Items from a figure collection
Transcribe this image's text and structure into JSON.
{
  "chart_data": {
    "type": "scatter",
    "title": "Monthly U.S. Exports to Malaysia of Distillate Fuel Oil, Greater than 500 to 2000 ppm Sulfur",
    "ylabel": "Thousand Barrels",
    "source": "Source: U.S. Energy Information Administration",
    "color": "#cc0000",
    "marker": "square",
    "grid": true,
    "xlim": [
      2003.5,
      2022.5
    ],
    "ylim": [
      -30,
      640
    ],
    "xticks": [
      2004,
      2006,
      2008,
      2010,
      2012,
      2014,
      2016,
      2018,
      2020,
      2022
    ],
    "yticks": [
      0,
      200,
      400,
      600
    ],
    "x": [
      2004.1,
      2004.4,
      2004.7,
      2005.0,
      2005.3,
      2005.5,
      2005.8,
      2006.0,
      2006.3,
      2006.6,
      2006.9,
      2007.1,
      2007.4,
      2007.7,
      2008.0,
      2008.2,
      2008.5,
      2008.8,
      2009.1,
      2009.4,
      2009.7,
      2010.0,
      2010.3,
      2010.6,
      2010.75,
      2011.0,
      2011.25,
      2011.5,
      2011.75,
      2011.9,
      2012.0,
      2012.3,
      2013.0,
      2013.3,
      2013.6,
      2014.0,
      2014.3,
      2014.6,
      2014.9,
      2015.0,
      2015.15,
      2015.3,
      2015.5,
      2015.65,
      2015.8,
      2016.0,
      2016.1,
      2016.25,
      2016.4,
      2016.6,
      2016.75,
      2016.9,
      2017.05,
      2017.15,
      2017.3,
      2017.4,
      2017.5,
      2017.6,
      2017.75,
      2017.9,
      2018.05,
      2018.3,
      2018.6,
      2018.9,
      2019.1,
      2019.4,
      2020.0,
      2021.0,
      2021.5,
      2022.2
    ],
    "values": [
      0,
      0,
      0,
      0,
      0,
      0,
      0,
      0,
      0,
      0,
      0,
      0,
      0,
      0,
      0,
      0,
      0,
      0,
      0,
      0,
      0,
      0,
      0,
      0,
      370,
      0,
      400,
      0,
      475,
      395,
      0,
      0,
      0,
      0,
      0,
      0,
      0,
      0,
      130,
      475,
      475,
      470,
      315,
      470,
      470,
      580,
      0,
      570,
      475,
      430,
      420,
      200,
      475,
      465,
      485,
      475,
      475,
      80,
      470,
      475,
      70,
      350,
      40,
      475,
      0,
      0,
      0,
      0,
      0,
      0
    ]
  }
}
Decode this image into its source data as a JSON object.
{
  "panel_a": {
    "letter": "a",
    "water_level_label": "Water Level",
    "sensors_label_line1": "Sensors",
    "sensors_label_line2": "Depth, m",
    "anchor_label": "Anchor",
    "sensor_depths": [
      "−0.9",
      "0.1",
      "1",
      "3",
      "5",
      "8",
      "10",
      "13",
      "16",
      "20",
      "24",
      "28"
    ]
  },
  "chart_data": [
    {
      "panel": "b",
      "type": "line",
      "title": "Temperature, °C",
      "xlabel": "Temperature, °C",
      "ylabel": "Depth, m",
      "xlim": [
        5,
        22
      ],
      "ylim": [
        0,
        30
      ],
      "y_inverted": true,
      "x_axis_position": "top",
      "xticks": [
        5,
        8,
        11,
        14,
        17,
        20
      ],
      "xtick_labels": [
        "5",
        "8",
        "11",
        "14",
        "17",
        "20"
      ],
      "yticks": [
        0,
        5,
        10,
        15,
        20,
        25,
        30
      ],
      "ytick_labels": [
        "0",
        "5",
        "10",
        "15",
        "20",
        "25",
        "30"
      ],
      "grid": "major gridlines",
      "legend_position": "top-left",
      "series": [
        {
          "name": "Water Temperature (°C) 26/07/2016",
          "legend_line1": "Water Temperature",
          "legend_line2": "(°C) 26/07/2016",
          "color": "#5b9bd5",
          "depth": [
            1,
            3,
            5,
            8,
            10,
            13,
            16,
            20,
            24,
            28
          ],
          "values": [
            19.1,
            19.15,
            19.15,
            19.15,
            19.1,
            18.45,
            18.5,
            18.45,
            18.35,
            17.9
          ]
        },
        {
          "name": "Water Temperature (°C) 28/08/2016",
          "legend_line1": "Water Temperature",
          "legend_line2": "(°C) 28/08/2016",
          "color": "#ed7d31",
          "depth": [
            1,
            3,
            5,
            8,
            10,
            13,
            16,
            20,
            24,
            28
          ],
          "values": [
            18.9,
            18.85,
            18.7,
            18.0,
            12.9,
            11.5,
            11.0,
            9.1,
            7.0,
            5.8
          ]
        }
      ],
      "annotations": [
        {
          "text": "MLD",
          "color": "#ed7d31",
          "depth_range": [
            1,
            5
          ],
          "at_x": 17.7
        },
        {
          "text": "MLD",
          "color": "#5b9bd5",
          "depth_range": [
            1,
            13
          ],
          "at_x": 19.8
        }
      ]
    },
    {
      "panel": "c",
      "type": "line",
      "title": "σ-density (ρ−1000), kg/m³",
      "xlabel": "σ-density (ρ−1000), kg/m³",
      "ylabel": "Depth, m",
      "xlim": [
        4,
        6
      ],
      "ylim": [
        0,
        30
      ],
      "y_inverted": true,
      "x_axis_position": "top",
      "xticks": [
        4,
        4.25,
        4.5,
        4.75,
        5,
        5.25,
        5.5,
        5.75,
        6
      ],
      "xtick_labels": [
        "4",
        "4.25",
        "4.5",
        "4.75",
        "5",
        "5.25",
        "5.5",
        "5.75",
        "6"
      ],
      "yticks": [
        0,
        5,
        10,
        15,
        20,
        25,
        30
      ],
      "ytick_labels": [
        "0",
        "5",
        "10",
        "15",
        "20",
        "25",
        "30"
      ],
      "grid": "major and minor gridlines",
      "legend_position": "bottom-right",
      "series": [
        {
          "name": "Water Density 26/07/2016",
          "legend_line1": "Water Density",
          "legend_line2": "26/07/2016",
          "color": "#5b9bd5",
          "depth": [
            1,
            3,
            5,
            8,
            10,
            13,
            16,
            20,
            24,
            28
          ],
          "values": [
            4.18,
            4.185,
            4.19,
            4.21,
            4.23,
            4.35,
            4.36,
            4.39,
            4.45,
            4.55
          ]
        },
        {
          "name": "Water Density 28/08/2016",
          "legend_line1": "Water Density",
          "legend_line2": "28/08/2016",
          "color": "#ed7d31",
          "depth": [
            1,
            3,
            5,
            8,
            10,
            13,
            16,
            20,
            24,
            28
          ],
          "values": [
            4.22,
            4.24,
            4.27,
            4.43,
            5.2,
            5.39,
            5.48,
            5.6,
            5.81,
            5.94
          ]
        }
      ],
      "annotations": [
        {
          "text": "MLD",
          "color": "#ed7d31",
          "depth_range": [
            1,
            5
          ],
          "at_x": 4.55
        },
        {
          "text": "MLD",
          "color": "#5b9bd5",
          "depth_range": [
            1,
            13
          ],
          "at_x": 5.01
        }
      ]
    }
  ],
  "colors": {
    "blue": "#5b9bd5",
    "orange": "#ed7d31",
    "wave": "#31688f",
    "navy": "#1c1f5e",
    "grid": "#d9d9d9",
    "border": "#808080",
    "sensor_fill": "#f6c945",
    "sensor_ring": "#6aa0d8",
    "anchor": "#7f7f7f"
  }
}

● PROBLEM TO SOLVE:
Repeat the records above exactly, from the first line to the last.

● OUTPUT BELOW:
Transcribe this image's text and structure into JSON.
{
  "chart_data": {
    "type": "scatter",
    "title": "Monthly U.S. Exports to Malaysia of Distillate Fuel Oil, Greater than 500 to 2000 ppm Sulfur",
    "ylabel": "Thousand Barrels",
    "source": "Source: U.S. Energy Information Administration",
    "color": "#cc0000",
    "marker": "square",
    "grid": true,
    "xlim": [
      2003.5,
      2022.5
    ],
    "ylim": [
      -30,
      640
    ],
    "xticks": [
      2004,
      2006,
      2008,
      2010,
      2012,
      2014,
      2016,
      2018,
      2020,
      2022
    ],
    "yticks": [
      0,
      200,
      400,
      600
    ],
    "x": [
      2004.1,
      2004.4,
      2004.7,
      2005.0,
      2005.3,
      2005.5,
      2005.8,
      2006.0,
      2006.3,
      2006.6,
      2006.9,
      2007.1,
      2007.4,
      2007.7,
      2008.0,
      2008.2,
      2008.5,
      2008.8,
      2009.1,
      2009.4,
      2009.7,
      2010.0,
      2010.3,
      2010.6,
      2010.75,
      2011.0,
      2011.25,
      2011.5,
      2011.75,
      2011.9,
      2012.0,
      2012.3,
      2013.0,
      2013.3,
      2013.6,
      2014.0,
      2014.3,
      2014.6,
      2014.9,
      2015.0,
      2015.15,
      2015.3,
      2015.5,
      2015.65,
      2015.8,
      2016.0,
      2016.1,
      2016.25,
      2016.4,
      2016.6,
      2016.75,
      2016.9,
      2017.05,
      2017.15,
      2017.3,
      2017.4,
      2017.5,
      2017.6,
      2017.75,
      2017.9,
      2018.05,
      2018.3,
      2018.6,
      2018.9,
      2019.1,
      2019.4,
      2020.0,
      2021.0,
      2021.5,
      2022.2
    ],
    "values": [
      0,
      0,
      0,
      0,
      0,
      0,
      0,
      0,
      0,
      0,
      0,
      0,
      0,
      0,
      0,
      0,
      0,
      0,
      0,
      0,
      0,
      0,
      0,
      0,
      370,
      0,
      400,
      0,
      475,
      395,
      0,
      0,
      0,
      0,
      0,
      0,
      0,
      0,
      130,
      475,
      475,
      470,
      315,
      470,
      470,
      580,
      0,
      570,
      475,
      430,
      420,
      200,
      475,
      465,
      485,
      475,
      475,
      80,
      470,
      475,
      70,
      350,
      40,
      475,
      0,
      0,
      0,
      0,
      0,
      0
    ]
  }
}
Decode this image into its source data as a JSON object.
{
  "panel_a": {
    "letter": "a",
    "water_level_label": "Water Level",
    "sensors_label_line1": "Sensors",
    "sensors_label_line2": "Depth, m",
    "anchor_label": "Anchor",
    "sensor_depths": [
      "−0.9",
      "0.1",
      "1",
      "3",
      "5",
      "8",
      "10",
      "13",
      "16",
      "20",
      "24",
      "28"
    ]
  },
  "chart_data": [
    {
      "panel": "b",
      "type": "line",
      "title": "Temperature, °C",
      "xlabel": "Temperature, °C",
      "ylabel": "Depth, m",
      "xlim": [
        5,
        22
      ],
      "ylim": [
        0,
        30
      ],
      "y_inverted": true,
      "x_axis_position": "top",
      "xticks": [
        5,
        8,
        11,
        14,
        17,
        20
      ],
      "xtick_labels": [
        "5",
        "8",
        "11",
        "14",
        "17",
        "20"
      ],
      "yticks": [
        0,
        5,
        10,
        15,
        20,
        25,
        30
      ],
      "ytick_labels": [
        "0",
        "5",
        "10",
        "15",
        "20",
        "25",
        "30"
      ],
      "grid": "major gridlines",
      "legend_position": "top-left",
      "series": [
        {
          "name": "Water Temperature (°C) 26/07/2016",
          "legend_line1": "Water Temperature",
          "legend_line2": "(°C) 26/07/2016",
          "color": "#5b9bd5",
          "depth": [
            1,
            3,
            5,
            8,
            10,
            13,
            16,
            20,
            24,
            28
          ],
          "values": [
            19.1,
            19.15,
            19.15,
            19.15,
            19.1,
            18.45,
            18.5,
            18.45,
            18.35,
            17.9
          ]
        },
        {
          "name": "Water Temperature (°C) 28/08/2016",
          "legend_line1": "Water Temperature",
          "legend_line2": "(°C) 28/08/2016",
          "color": "#ed7d31",
          "depth": [
            1,
            3,
            5,
            8,
            10,
            13,
            16,
            20,
            24,
            28
          ],
          "values": [
            18.9,
            18.85,
            18.7,
            18.0,
            12.9,
            11.5,
            11.0,
            9.1,
            7.0,
            5.8
          ]
        }
      ],
      "annotations": [
        {
          "text": "MLD",
          "color": "#ed7d31",
          "depth_range": [
            1,
            5
          ],
          "at_x": 17.7
        },
        {
          "text": "MLD",
          "color": "#5b9bd5",
          "depth_range": [
            1,
            13
          ],
          "at_x": 19.8
        }
      ]
    },
    {
      "panel": "c",
      "type": "line",
      "title": "σ-density (ρ−1000), kg/m³",
      "xlabel": "σ-density (ρ−1000), kg/m³",
      "ylabel": "Depth, m",
      "xlim": [
        4,
        6
      ],
      "ylim": [
        0,
        30
      ],
      "y_inverted": true,
      "x_axis_position": "top",
      "xticks": [
        4,
        4.25,
        4.5,
        4.75,
        5,
        5.25,
        5.5,
        5.75,
        6
      ],
      "xtick_labels": [
        "4",
        "4.25",
        "4.5",
        "4.75",
        "5",
        "5.25",
        "5.5",
        "5.75",
        "6"
      ],
      "yticks": [
        0,
        5,
        10,
        15,
        20,
        25,
        30
      ],
      "ytick_labels": [
        "0",
        "5",
        "10",
        "15",
        "20",
        "25",
        "30"
      ],
      "grid": "major and minor gridlines",
      "legend_position": "bottom-right",
      "series": [
        {
          "name": "Water Density 26/07/2016",
          "legend_line1": "Water Density",
          "legend_line2": "26/07/2016",
          "color": "#5b9bd5",
          "depth": [
            1,
            3,
            5,
            8,
            10,
            13,
            16,
            20,
            24,
            28
          ],
          "values": [
            4.18,
            4.185,
            4.19,
            4.21,
            4.23,
            4.35,
            4.36,
            4.39,
            4.45,
            4.55
          ]
        },
        {
          "name": "Water Density 28/08/2016",
          "legend_line1": "Water Density",
          "legend_line2": "28/08/2016",
          "color": "#ed7d31",
          "depth": [
            1,
            3,
            5,
            8,
            10,
            13,
            16,
            20,
            24,
            28
          ],
          "values": [
            4.22,
            4.24,
            4.27,
            4.43,
            5.2,
            5.39,
            5.48,
            5.6,
            5.81,
            5.94
          ]
        }
      ],
      "annotations": [
        {
          "text": "MLD",
          "color": "#ed7d31",
          "depth_range": [
            1,
            5
          ],
          "at_x": 4.55
        },
        {
          "text": "MLD",
          "color": "#5b9bd5",
          "depth_range": [
            1,
            13
          ],
          "at_x": 5.01
        }
      ]
    }
  ],
  "colors": {
    "blue": "#5b9bd5",
    "orange": "#ed7d31",
    "wave": "#31688f",
    "navy": "#1c1f5e",
    "grid": "#d9d9d9",
    "border": "#808080",
    "sensor_fill": "#f6c945",
    "sensor_ring": "#6aa0d8",
    "anchor": "#7f7f7f"
  }
}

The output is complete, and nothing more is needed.